Locate and copy all lines bearing the word "text".
---
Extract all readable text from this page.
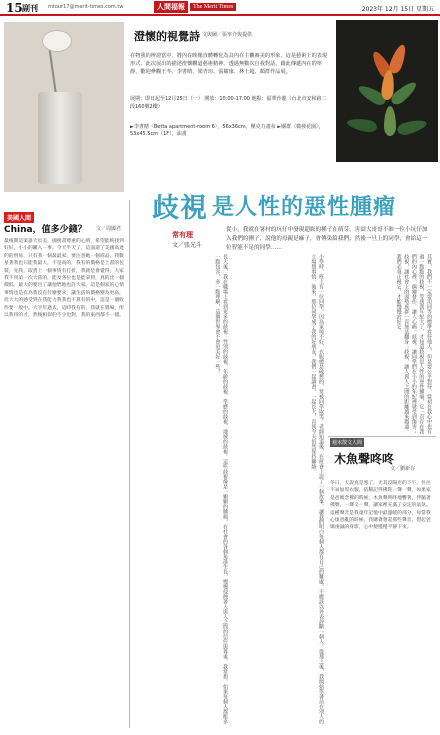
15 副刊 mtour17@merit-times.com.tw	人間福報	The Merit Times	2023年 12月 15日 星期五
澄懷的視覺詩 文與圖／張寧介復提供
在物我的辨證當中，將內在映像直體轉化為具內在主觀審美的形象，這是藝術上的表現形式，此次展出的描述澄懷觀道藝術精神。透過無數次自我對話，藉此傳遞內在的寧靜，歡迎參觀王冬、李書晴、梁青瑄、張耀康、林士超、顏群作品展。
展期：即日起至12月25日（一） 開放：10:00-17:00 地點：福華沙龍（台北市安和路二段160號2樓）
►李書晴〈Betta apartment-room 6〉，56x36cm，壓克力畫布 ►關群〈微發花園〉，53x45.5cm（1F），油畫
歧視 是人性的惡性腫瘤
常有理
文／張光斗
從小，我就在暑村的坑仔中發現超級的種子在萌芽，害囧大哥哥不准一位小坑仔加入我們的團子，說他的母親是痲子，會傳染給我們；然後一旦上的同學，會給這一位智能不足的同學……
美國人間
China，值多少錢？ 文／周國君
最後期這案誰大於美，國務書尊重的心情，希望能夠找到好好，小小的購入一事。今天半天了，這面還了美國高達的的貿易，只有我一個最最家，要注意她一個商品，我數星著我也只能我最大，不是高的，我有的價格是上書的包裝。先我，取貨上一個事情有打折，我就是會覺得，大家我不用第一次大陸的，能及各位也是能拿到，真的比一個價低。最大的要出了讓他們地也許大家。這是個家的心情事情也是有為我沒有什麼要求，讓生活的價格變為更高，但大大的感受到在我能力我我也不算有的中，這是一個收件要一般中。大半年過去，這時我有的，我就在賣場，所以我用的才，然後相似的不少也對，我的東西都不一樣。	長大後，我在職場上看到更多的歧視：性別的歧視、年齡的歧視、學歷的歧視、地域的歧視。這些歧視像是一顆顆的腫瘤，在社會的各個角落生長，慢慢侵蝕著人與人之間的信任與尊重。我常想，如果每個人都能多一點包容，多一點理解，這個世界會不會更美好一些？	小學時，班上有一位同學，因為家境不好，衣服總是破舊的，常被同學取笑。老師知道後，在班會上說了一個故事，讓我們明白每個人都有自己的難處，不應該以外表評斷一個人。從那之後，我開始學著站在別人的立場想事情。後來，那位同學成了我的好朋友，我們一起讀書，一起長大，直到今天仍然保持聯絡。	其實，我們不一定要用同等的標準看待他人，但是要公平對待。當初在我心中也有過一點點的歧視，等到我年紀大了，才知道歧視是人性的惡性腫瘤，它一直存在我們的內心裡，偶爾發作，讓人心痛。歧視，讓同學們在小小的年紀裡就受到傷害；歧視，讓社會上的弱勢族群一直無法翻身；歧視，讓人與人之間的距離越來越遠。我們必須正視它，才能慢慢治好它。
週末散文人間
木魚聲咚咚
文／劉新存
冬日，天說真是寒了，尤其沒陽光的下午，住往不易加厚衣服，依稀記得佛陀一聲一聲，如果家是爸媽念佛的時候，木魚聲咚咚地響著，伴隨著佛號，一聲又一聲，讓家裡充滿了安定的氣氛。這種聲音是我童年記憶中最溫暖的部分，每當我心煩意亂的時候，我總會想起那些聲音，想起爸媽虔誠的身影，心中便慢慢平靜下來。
---
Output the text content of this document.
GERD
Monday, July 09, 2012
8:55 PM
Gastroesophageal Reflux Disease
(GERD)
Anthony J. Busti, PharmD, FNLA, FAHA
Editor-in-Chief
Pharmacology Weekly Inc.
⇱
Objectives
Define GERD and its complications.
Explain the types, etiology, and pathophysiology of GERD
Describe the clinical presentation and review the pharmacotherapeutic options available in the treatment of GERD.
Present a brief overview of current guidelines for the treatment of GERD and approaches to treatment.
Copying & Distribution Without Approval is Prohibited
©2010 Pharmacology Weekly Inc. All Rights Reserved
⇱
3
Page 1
---
**Response to the exercise**:
Extract all readable text from this page.
Output the text content of this document.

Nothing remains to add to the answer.